• [WHAT TO WORK ON] Transcribe every entry word for word. Skip the pictures.

• [Chart and figure data]
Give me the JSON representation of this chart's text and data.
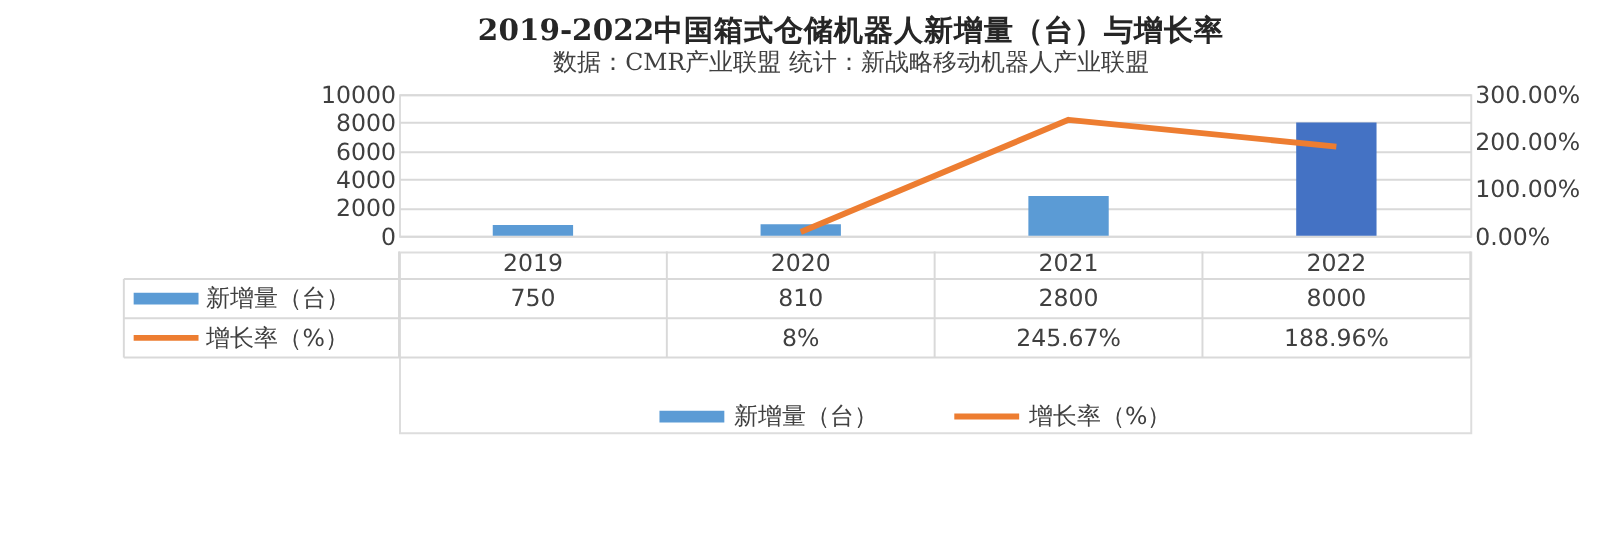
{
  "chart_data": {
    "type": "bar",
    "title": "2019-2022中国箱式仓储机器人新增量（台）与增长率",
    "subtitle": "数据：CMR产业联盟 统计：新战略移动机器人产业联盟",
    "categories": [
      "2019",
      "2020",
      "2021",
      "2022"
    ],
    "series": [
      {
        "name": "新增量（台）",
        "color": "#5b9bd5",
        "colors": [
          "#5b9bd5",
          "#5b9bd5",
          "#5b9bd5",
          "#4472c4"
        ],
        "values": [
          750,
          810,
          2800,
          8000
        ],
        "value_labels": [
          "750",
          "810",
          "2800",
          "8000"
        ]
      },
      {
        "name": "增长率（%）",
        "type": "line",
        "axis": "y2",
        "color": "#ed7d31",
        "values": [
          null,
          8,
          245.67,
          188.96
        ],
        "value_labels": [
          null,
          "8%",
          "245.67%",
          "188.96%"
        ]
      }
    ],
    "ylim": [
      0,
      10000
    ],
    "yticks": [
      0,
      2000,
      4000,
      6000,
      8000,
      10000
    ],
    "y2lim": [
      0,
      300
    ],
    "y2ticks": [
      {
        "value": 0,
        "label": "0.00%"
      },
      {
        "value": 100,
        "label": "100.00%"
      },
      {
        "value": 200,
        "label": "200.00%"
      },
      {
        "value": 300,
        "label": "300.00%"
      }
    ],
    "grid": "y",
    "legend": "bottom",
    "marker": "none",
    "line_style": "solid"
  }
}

• [ANSWER FOR THIS EXERCISE]
Give me the JSON representation of this chart's text and data.
{
  "chart_data": {
    "type": "bar",
    "title": "2019-2022中国箱式仓储机器人新增量（台）与增长率",
    "subtitle": "数据：CMR产业联盟 统计：新战略移动机器人产业联盟",
    "categories": [
      "2019",
      "2020",
      "2021",
      "2022"
    ],
    "series": [
      {
        "name": "新增量（台）",
        "color": "#5b9bd5",
        "colors": [
          "#5b9bd5",
          "#5b9bd5",
          "#5b9bd5",
          "#4472c4"
        ],
        "values": [
          750,
          810,
          2800,
          8000
        ],
        "value_labels": [
          "750",
          "810",
          "2800",
          "8000"
        ]
      },
      {
        "name": "增长率（%）",
        "type": "line",
        "axis": "y2",
        "color": "#ed7d31",
        "values": [
          null,
          8,
          245.67,
          188.96
        ],
        "value_labels": [
          null,
          "8%",
          "245.67%",
          "188.96%"
        ]
      }
    ],
    "ylim": [
      0,
      10000
    ],
    "yticks": [
      0,
      2000,
      4000,
      6000,
      8000,
      10000
    ],
    "y2lim": [
      0,
      300
    ],
    "y2ticks": [
      {
        "value": 0,
        "label": "0.00%"
      },
      {
        "value": 100,
        "label": "100.00%"
      },
      {
        "value": 200,
        "label": "200.00%"
      },
      {
        "value": 300,
        "label": "300.00%"
      }
    ],
    "grid": "y",
    "legend": "bottom",
    "marker": "none",
    "line_style": "solid"
  }
}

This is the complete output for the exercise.